**** Extracted information ****
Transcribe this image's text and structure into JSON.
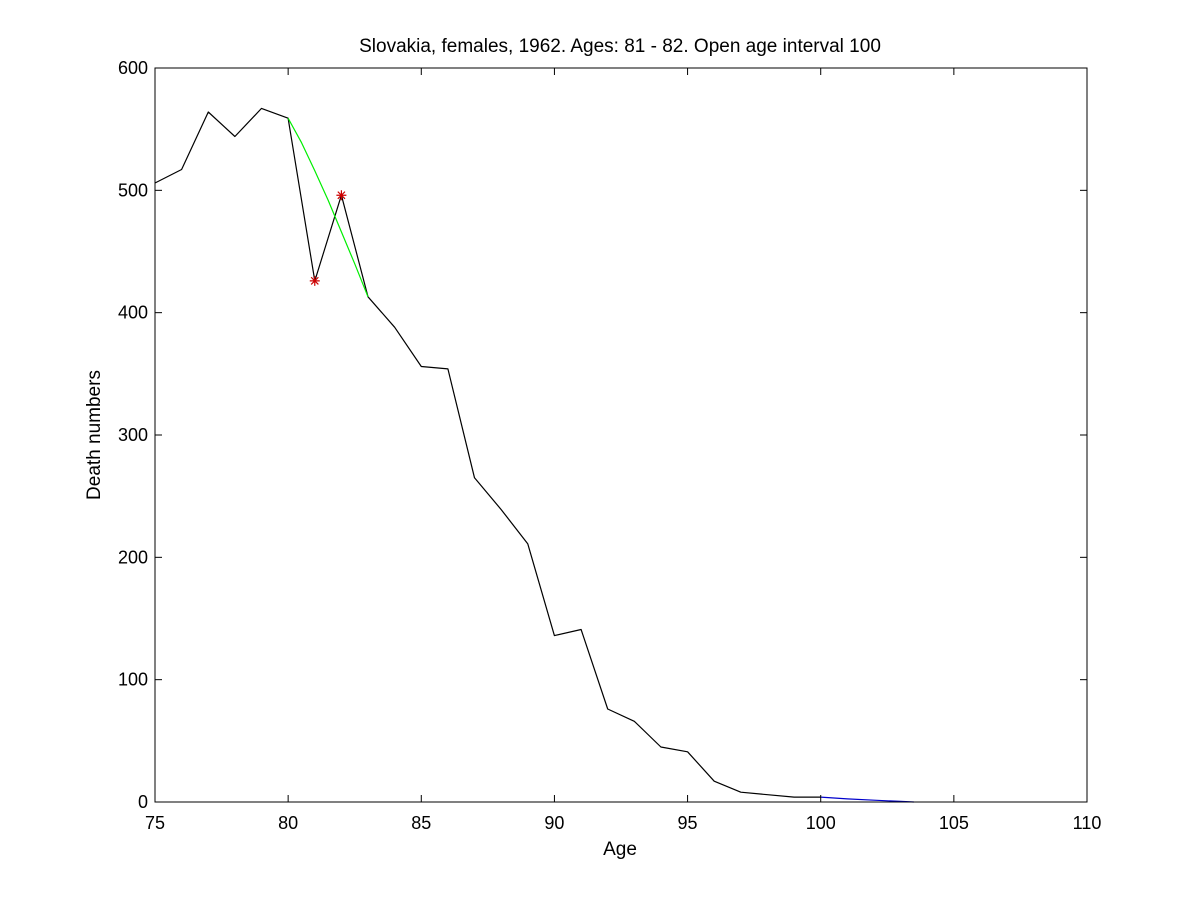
{
  "chart_data": {
    "type": "line",
    "title": "Slovakia, females, 1962. Ages: 81 - 82. Open age interval 100",
    "xlabel": "Age",
    "ylabel": "Death numbers",
    "xlim": [
      75,
      110
    ],
    "ylim": [
      0,
      600
    ],
    "xticks": [
      75,
      80,
      85,
      90,
      95,
      100,
      105,
      110
    ],
    "yticks": [
      0,
      100,
      200,
      300,
      400,
      500,
      600
    ],
    "grid": false,
    "legend": "none",
    "series": [
      {
        "color": "#000000",
        "style": "line",
        "x": [
          75,
          76,
          77,
          78,
          79,
          80,
          81,
          82,
          83,
          84,
          85,
          86,
          87,
          88,
          89,
          90,
          91,
          92,
          93,
          94,
          95,
          96,
          97,
          98,
          99,
          100
        ],
        "y": [
          506,
          517,
          564,
          544,
          567,
          559,
          426,
          496,
          413,
          388,
          356,
          354,
          265,
          239,
          211,
          136,
          141,
          76,
          66,
          45,
          41,
          17,
          8,
          6,
          4,
          4
        ]
      },
      {
        "color": "#00ee00",
        "style": "line",
        "x": [
          80,
          80.5,
          81,
          81.5,
          82,
          82.5,
          83
        ],
        "y": [
          559,
          539,
          516,
          492,
          466,
          440,
          413
        ]
      },
      {
        "color": "#cc0000",
        "style": "markers",
        "marker": "asterisk",
        "x": [
          81,
          82
        ],
        "y": [
          426,
          496
        ]
      },
      {
        "color": "#0000cc",
        "style": "line",
        "x": [
          100,
          101,
          102,
          103,
          103.5
        ],
        "y": [
          4,
          2.5,
          1.5,
          0.5,
          0
        ]
      }
    ]
  }
}
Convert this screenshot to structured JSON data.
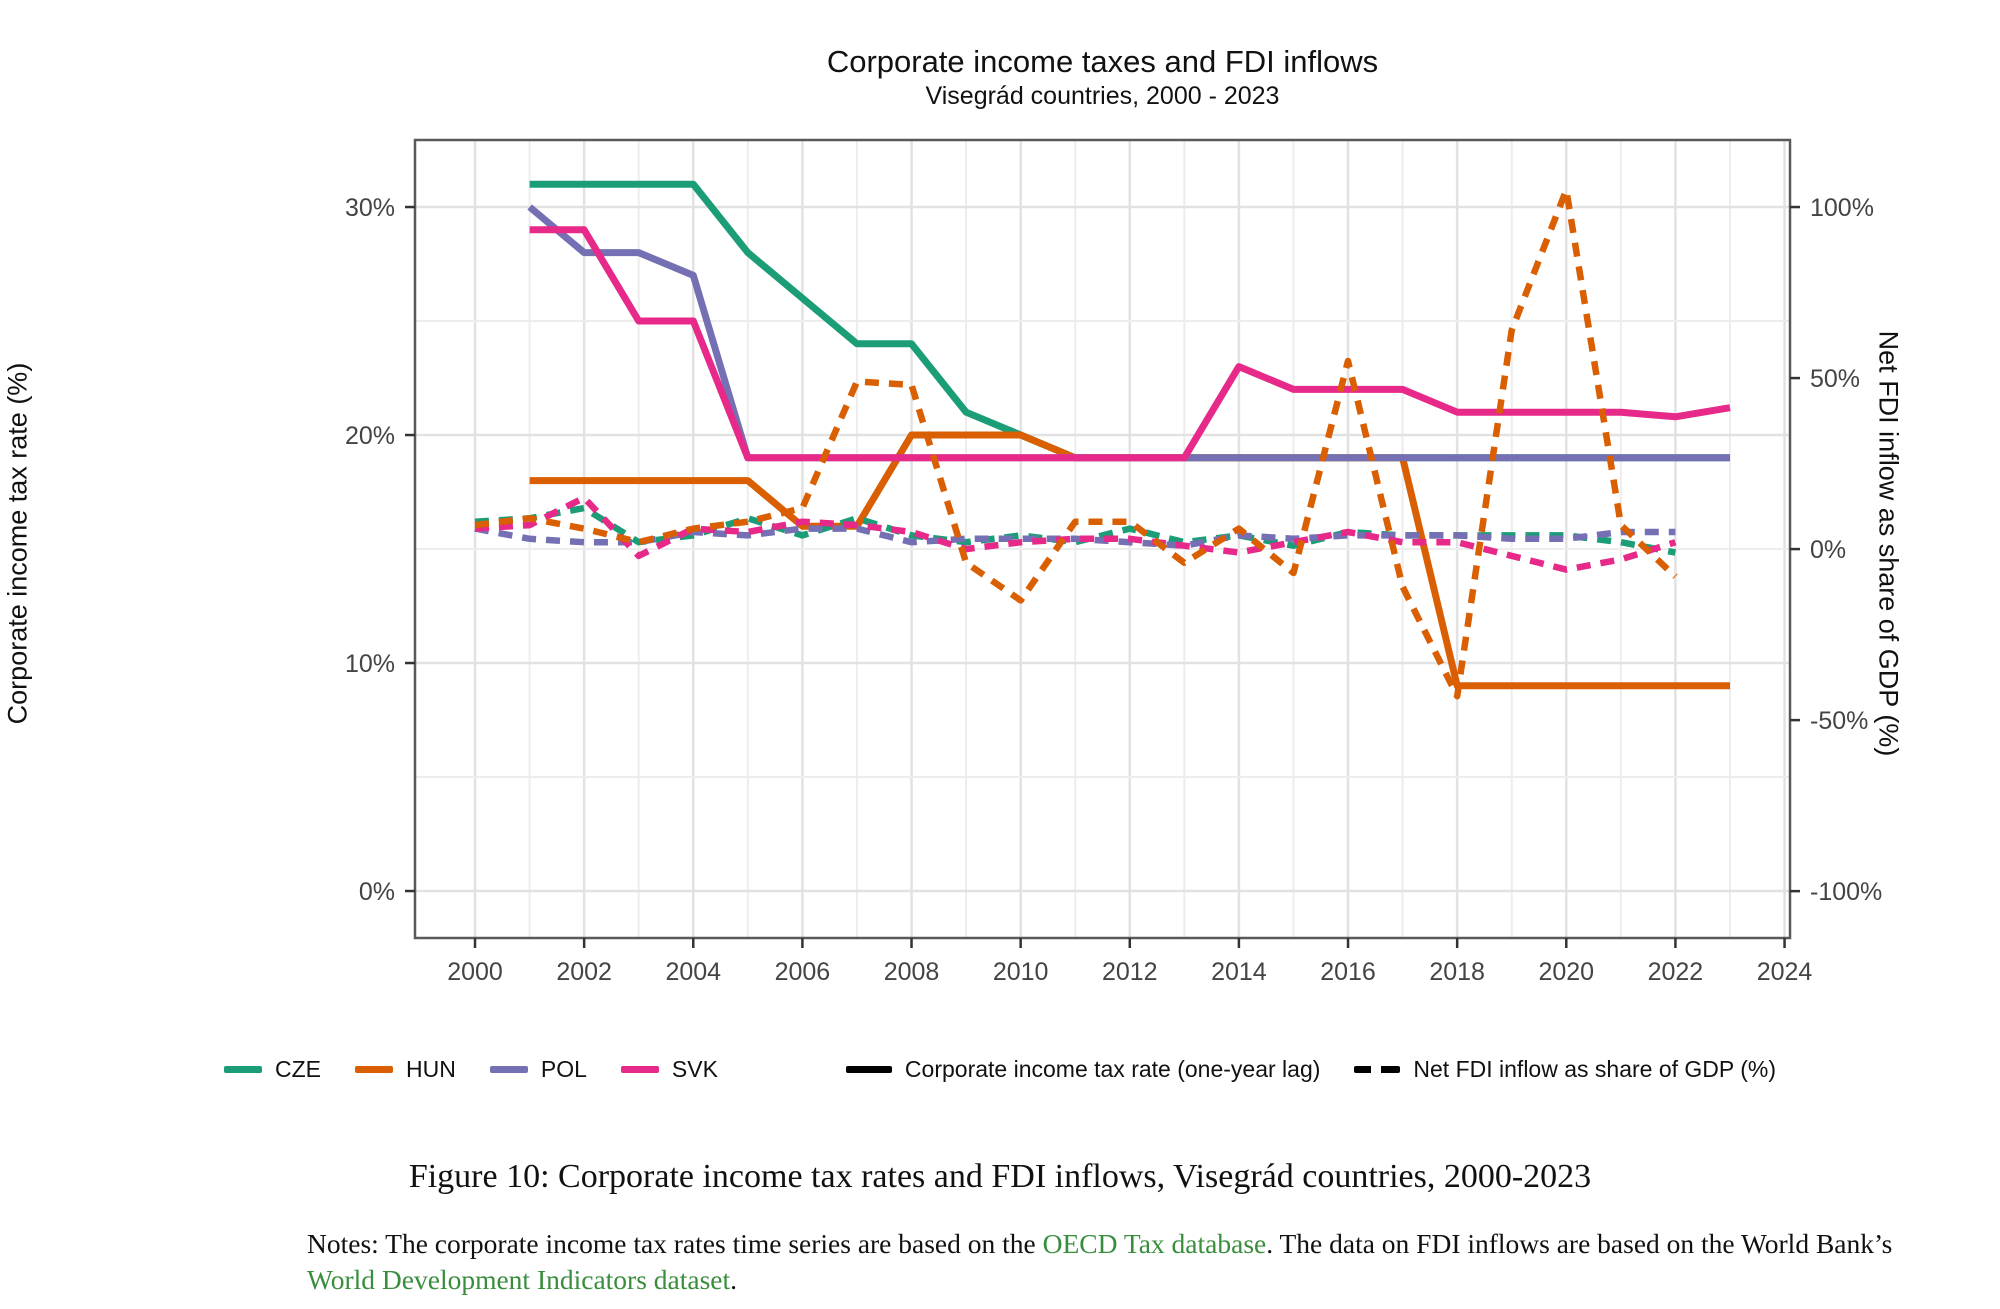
****
Given exercise: Filter the data, keeping only the lines that contain "color".

Correct result:
        "color": "#000000",
        "color": "#00ee00",
        "color": "#cc0000",
        "color": "#0000cc",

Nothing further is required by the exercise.